The exercise => Check each line for the word "Číslo" and report how many have it. Give nothing else.

Data for this exercise =>
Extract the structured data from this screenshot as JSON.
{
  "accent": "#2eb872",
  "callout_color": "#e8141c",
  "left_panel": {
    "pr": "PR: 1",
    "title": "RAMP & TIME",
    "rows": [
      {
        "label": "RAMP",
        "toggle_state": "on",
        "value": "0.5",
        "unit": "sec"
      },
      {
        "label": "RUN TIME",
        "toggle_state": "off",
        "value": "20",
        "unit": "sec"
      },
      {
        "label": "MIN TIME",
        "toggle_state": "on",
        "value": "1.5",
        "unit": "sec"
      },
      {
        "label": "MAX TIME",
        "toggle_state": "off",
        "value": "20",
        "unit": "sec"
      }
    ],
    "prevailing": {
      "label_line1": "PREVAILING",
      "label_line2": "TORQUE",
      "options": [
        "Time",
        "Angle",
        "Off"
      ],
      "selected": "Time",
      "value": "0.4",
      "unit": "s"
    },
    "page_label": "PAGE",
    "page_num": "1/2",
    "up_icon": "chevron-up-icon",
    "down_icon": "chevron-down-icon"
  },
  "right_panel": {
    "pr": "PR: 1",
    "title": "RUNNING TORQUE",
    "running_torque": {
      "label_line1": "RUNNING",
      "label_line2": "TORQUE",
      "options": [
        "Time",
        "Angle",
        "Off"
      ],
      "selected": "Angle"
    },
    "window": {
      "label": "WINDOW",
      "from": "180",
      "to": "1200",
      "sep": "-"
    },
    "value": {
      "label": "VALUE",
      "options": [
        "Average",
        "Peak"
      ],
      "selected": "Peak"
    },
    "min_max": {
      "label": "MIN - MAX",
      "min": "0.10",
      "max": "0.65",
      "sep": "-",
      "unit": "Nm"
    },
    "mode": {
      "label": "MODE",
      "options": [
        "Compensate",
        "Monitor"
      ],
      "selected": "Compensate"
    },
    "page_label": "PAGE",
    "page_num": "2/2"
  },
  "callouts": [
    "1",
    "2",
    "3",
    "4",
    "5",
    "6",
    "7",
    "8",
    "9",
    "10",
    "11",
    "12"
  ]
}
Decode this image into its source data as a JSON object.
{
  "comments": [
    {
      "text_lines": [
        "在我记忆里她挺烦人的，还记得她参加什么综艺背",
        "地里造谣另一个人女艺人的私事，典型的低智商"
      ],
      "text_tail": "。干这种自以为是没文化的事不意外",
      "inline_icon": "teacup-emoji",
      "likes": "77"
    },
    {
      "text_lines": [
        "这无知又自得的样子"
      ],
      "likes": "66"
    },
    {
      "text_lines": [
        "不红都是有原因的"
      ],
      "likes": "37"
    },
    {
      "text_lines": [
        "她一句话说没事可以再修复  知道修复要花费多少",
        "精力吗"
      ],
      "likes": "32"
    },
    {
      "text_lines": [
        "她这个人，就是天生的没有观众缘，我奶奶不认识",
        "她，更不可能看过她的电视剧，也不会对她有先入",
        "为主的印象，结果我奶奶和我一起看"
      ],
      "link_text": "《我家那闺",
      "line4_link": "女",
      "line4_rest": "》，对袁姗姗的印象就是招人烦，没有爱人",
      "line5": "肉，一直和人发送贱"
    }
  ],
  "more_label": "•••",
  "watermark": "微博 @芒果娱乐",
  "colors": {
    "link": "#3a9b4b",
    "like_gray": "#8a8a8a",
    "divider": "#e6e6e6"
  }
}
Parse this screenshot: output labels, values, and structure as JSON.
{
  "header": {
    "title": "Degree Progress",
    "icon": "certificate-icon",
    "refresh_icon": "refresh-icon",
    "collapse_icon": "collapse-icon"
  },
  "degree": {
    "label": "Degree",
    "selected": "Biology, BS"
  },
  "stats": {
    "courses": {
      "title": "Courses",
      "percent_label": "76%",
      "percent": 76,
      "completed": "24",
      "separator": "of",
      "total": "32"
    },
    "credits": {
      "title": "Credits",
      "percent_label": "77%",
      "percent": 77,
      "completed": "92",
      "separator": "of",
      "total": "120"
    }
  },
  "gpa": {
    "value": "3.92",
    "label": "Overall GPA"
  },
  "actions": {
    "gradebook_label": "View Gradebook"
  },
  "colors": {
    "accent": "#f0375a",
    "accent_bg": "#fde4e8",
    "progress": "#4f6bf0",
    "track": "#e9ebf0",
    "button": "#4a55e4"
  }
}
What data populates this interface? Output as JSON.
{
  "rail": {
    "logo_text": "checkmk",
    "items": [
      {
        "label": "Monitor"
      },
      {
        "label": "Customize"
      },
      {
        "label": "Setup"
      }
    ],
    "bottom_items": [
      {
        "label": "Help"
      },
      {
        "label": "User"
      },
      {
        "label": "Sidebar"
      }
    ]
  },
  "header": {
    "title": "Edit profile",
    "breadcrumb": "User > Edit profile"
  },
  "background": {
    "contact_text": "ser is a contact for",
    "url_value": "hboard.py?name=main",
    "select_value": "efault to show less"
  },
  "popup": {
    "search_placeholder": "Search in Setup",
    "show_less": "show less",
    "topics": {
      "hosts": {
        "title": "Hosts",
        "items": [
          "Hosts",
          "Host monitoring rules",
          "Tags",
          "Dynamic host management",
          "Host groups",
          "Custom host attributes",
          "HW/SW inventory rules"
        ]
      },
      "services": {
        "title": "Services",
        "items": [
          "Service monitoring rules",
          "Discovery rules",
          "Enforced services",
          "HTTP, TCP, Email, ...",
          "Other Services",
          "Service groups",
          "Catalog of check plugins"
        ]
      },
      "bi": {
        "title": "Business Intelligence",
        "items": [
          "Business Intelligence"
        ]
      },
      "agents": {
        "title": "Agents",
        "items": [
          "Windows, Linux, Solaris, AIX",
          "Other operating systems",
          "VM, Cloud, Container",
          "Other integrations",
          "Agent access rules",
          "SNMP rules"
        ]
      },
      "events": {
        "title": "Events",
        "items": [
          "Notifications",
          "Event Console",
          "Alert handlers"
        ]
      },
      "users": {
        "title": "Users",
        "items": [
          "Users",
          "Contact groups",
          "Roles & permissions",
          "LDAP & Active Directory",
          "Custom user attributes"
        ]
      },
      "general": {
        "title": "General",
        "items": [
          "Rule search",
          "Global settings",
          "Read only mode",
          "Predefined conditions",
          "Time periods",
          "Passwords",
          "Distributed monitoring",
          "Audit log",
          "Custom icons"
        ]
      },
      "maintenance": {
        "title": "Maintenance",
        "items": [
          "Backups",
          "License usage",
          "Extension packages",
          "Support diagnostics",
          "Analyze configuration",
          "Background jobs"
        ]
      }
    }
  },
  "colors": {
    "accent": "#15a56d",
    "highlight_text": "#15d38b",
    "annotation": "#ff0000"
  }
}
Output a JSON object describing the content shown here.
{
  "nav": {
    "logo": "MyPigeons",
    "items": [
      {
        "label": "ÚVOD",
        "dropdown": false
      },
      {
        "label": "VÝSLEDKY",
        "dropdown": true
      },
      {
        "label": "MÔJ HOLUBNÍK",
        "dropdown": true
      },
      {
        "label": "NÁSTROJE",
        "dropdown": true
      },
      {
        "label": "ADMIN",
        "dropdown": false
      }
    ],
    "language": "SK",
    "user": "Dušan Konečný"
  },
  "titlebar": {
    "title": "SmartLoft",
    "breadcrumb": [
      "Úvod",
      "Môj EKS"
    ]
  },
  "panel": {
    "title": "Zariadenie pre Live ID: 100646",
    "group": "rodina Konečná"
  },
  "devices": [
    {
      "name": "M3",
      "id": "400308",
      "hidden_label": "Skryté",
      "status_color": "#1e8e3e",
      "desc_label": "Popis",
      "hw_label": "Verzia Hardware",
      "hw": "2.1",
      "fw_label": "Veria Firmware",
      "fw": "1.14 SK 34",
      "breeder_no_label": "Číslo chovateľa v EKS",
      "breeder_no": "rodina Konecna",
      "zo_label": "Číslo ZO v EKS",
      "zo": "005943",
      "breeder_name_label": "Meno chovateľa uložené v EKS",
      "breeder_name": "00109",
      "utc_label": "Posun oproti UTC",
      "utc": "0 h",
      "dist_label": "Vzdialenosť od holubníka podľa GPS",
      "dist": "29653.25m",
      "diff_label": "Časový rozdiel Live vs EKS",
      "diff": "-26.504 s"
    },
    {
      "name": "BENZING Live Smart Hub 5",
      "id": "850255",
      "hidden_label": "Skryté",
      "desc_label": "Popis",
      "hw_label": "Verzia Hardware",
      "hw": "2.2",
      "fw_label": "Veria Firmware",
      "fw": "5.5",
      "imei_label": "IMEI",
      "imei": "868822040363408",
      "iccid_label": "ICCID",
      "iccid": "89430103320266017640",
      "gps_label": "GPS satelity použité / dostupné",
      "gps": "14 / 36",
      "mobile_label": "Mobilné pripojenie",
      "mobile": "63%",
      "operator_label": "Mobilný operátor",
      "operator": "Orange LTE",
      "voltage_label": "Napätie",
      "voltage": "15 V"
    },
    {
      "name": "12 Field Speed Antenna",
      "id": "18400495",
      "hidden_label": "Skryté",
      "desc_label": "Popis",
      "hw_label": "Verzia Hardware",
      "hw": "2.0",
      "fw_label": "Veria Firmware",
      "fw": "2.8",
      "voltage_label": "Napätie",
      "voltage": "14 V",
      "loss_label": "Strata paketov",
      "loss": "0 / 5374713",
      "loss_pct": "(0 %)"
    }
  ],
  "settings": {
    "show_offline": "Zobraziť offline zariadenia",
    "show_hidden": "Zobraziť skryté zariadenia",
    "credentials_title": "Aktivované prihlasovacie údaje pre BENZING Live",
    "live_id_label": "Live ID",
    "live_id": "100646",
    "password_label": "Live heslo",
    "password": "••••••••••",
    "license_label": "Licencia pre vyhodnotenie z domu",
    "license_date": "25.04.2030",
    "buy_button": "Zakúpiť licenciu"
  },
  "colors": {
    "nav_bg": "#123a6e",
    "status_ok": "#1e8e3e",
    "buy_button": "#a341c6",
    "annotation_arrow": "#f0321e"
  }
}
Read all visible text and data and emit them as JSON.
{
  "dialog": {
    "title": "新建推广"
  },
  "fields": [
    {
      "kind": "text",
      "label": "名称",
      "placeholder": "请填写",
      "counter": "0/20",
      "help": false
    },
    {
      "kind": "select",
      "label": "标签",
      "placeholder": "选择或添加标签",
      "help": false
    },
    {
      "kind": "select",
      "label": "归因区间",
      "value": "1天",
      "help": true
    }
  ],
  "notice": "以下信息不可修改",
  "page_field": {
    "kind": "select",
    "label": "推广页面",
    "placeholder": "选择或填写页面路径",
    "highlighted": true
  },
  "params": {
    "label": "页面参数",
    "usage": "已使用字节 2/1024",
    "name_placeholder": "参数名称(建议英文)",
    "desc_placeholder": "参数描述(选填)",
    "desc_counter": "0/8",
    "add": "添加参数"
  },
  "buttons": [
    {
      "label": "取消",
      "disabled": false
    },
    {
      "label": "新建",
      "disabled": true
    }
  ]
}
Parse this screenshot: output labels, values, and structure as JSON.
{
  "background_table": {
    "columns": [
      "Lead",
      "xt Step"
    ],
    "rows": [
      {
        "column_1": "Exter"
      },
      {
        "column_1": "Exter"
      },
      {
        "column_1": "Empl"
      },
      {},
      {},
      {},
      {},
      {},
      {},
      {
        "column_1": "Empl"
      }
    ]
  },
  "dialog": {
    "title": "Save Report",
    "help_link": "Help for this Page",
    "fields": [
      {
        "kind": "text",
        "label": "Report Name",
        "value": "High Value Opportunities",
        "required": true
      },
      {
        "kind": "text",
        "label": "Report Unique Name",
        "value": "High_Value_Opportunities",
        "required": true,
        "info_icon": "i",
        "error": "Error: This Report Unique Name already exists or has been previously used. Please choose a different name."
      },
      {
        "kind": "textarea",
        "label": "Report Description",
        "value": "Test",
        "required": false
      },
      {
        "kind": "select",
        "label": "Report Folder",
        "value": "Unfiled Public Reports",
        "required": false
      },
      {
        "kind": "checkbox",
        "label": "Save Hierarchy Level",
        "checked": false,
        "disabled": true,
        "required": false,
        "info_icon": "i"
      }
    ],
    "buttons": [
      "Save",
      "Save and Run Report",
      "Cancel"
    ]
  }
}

Expected output => 2